QUOTED TEXT:
Dimensionality reduction

Matthieu Bloch

Feature vectors in dataset \(\calD\) are \(\bfx_i\in\bbR^d\), with \(d\) potentially large
Dimensionality reduction aims at transforming inputs to new variables in \(\bfx'_i\in\bbR^k\) with \(k\ll d\)
- Needs to minimize information loss to maintain performance
- Often improves computational efficiency
- Helps prevent overfitting, especially when \(N\ll d\)
Curse of dimensionality
- Volume increases significantly with dimension
- Often translates into requiring exponentially more data for the results to be reliable
- Intuition can be misleading, neighborhoods are not necessarily local anymore
Median distance to origin of dataset sampled i.i.d. uniformly in unit ball of \(\bbR^p\)

Types of Dimensionality Reduction Techniques

Information loss: how is information loss measured?

DATA BLOCK:
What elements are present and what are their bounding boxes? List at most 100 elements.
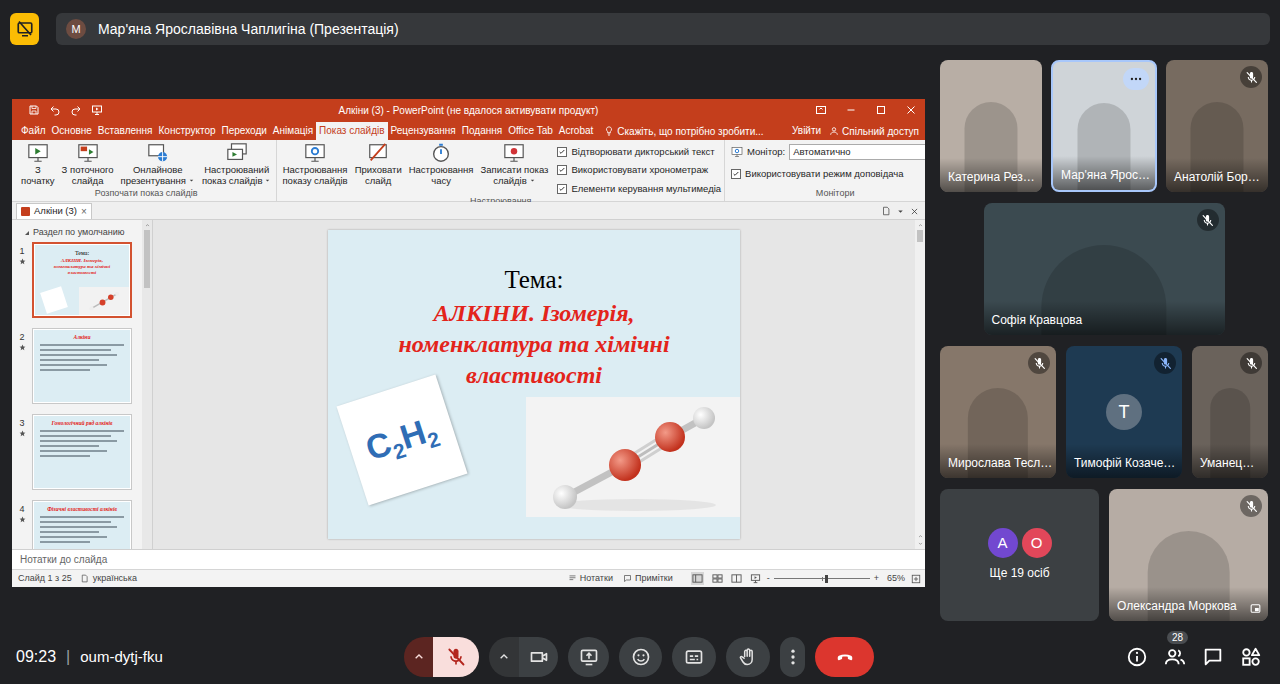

EXERCISE TASK:
In the dimensionality reduction notes, rewrite the passage between "Matthieu Bloch" and "ball of \(\bbR^p\)", inclusive, changing "computational efficiency" to "training speed".

IN RESPONSE:
Matthieu Bloch

Feature vectors in dataset \(\calD\) are \(\bfx_i\in\bbR^d\), with \(d\) potentially large
Dimensionality reduction aims at transforming inputs to new variables in \(\bfx'_i\in\bbR^k\) with \(k\ll d\)
- Needs to minimize information loss to maintain performance
- Often improves training speed
- Helps prevent overfitting, especially when \(N\ll d\)
Curse of dimensionality
- Volume increases significantly with dimension
- Often translates into requiring exponentially more data for the results to be reliable
- Intuition can be misleading, neighborhoods are not necessarily local anymore
Median distance to origin of dataset sampled i.i.d. uniformly in unit ball of \(\bbR^p\)